Requirement:
Read the listing below and copy out every line that holds "saved".

Data:
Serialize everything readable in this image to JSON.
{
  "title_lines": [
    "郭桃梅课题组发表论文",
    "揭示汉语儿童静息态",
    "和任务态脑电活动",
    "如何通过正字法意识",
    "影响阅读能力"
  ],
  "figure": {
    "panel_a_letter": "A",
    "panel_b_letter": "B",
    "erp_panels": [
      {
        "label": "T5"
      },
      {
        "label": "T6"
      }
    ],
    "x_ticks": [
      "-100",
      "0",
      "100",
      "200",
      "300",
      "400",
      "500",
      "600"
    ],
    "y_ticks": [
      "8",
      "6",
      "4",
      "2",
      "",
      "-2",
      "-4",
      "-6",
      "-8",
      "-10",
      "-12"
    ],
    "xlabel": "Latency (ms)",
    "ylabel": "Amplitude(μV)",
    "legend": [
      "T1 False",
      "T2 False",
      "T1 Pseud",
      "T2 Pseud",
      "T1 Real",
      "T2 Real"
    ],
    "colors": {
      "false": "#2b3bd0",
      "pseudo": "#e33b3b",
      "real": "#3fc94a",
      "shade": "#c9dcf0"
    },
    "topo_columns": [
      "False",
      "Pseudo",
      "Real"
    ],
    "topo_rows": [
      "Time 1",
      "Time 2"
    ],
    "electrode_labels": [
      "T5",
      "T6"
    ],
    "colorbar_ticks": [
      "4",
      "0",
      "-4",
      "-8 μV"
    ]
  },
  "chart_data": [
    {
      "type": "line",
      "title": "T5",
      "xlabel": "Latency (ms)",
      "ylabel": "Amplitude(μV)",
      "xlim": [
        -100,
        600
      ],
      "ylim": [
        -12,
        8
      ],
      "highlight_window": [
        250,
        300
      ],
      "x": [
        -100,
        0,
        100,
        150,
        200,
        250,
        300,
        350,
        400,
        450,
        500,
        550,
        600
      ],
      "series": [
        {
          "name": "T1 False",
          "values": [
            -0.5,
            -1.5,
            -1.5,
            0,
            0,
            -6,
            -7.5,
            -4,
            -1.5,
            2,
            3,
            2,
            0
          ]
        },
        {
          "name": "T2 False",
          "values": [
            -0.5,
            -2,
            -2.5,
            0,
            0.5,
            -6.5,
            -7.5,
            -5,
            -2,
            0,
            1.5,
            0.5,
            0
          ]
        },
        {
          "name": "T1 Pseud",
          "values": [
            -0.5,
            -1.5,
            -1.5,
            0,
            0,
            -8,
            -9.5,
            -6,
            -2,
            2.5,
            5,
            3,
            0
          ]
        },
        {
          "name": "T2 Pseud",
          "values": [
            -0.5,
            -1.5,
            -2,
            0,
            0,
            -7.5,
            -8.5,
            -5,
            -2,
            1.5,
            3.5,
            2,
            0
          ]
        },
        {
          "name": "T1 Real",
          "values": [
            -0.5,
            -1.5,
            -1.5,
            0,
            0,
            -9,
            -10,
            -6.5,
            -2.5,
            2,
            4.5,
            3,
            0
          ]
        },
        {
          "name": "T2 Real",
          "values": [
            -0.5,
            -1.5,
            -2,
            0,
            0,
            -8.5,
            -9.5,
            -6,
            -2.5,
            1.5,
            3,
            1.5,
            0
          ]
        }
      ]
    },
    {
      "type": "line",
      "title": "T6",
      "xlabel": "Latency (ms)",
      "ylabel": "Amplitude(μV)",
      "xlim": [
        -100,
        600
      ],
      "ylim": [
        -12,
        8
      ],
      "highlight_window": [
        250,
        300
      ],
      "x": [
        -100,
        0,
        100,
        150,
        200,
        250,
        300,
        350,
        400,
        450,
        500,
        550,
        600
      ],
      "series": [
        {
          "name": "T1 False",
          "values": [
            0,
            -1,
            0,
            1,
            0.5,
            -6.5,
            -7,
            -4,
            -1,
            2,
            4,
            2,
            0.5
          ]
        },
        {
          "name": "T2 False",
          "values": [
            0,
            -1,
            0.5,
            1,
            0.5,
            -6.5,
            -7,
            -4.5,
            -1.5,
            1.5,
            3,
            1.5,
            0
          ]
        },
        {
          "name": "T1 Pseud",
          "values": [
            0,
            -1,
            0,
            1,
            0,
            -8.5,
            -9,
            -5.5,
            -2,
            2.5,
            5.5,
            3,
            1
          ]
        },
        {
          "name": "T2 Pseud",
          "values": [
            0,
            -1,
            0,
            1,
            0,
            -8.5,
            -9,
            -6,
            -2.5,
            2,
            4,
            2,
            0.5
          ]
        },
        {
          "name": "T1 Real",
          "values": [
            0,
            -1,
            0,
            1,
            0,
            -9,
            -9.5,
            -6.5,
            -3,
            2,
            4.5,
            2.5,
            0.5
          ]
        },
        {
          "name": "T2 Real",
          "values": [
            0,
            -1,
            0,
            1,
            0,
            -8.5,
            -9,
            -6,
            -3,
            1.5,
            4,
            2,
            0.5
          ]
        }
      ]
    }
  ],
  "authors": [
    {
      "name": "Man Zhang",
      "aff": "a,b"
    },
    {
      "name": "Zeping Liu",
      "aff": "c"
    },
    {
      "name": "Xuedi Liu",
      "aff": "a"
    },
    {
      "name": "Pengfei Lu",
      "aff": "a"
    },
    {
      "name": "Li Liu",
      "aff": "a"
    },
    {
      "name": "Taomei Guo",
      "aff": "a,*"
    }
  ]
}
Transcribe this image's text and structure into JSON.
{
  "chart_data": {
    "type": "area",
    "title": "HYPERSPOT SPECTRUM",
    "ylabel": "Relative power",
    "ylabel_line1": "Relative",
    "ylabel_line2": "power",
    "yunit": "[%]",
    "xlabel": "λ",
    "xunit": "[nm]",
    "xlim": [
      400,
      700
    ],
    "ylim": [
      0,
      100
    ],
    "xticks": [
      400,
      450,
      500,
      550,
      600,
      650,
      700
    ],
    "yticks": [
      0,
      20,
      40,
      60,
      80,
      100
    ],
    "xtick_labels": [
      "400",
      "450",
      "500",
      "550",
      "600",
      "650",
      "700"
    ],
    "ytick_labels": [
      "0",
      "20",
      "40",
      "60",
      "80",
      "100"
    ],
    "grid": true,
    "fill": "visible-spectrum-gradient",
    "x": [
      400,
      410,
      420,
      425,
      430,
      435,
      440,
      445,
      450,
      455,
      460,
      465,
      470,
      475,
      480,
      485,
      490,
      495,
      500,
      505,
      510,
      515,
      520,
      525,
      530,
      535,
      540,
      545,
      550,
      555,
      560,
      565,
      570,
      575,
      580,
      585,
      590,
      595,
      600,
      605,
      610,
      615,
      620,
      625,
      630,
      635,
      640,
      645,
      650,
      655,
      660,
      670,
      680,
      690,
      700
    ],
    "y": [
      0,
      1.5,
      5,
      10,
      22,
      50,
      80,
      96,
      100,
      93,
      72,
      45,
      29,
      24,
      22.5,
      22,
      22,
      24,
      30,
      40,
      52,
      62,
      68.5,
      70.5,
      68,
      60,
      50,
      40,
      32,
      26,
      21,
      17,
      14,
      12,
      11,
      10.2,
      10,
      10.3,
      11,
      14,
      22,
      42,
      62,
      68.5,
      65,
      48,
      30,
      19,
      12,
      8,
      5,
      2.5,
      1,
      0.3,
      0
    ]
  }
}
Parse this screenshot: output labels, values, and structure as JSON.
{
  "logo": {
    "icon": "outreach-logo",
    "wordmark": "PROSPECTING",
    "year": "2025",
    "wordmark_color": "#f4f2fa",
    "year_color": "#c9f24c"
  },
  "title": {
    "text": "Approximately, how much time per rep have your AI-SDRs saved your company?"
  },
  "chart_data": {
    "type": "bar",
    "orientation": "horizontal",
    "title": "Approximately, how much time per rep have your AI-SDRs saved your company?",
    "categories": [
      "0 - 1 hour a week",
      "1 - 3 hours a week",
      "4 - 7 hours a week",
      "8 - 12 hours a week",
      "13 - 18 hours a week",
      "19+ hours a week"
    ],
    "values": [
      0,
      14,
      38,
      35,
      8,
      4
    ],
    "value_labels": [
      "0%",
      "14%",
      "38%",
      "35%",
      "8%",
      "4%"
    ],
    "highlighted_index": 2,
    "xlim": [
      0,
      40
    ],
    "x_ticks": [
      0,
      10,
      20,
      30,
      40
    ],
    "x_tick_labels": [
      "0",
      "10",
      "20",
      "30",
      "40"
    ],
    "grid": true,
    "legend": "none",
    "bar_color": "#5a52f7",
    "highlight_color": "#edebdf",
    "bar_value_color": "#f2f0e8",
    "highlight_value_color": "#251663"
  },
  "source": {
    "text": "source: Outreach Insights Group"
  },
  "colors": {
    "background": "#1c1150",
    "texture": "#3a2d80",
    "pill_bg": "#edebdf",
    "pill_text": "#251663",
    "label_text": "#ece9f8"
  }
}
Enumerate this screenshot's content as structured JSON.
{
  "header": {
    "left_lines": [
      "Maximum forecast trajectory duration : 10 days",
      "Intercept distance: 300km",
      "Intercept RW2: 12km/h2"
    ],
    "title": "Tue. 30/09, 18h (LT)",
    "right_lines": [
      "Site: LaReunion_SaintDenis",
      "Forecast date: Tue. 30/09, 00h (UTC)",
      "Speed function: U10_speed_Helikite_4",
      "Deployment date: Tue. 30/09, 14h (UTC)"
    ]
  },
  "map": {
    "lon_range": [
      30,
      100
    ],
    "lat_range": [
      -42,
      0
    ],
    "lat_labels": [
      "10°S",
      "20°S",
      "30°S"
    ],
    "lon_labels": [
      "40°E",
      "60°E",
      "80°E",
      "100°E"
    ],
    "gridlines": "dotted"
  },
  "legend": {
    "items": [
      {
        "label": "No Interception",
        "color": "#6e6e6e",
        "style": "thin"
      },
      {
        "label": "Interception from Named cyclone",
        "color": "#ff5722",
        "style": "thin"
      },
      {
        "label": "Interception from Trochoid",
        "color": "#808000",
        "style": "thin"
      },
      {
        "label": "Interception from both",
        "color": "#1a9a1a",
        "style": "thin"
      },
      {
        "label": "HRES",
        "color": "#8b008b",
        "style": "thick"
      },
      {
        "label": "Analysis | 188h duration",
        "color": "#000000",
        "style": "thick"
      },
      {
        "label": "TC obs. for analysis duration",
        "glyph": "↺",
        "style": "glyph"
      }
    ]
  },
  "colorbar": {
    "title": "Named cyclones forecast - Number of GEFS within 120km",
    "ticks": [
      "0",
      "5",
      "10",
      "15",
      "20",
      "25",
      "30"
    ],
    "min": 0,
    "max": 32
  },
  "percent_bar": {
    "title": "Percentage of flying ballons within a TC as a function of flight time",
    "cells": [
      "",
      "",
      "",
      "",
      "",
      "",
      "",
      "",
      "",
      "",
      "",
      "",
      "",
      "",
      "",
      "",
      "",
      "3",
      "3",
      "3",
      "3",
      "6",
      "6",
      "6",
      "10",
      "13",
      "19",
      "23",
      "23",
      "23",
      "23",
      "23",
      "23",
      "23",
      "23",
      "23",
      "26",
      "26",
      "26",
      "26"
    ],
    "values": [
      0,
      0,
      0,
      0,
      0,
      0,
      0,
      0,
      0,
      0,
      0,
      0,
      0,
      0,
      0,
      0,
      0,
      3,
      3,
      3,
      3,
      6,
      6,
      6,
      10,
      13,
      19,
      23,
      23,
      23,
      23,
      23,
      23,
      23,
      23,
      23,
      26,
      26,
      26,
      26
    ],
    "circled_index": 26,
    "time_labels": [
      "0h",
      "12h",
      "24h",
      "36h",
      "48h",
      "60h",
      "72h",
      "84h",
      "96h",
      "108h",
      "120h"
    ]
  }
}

Output:
    "text": "Approximately, how much time per rep have your AI-SDRs saved your company?"
    "title": "Approximately, how much time per rep have your AI-SDRs saved your company?",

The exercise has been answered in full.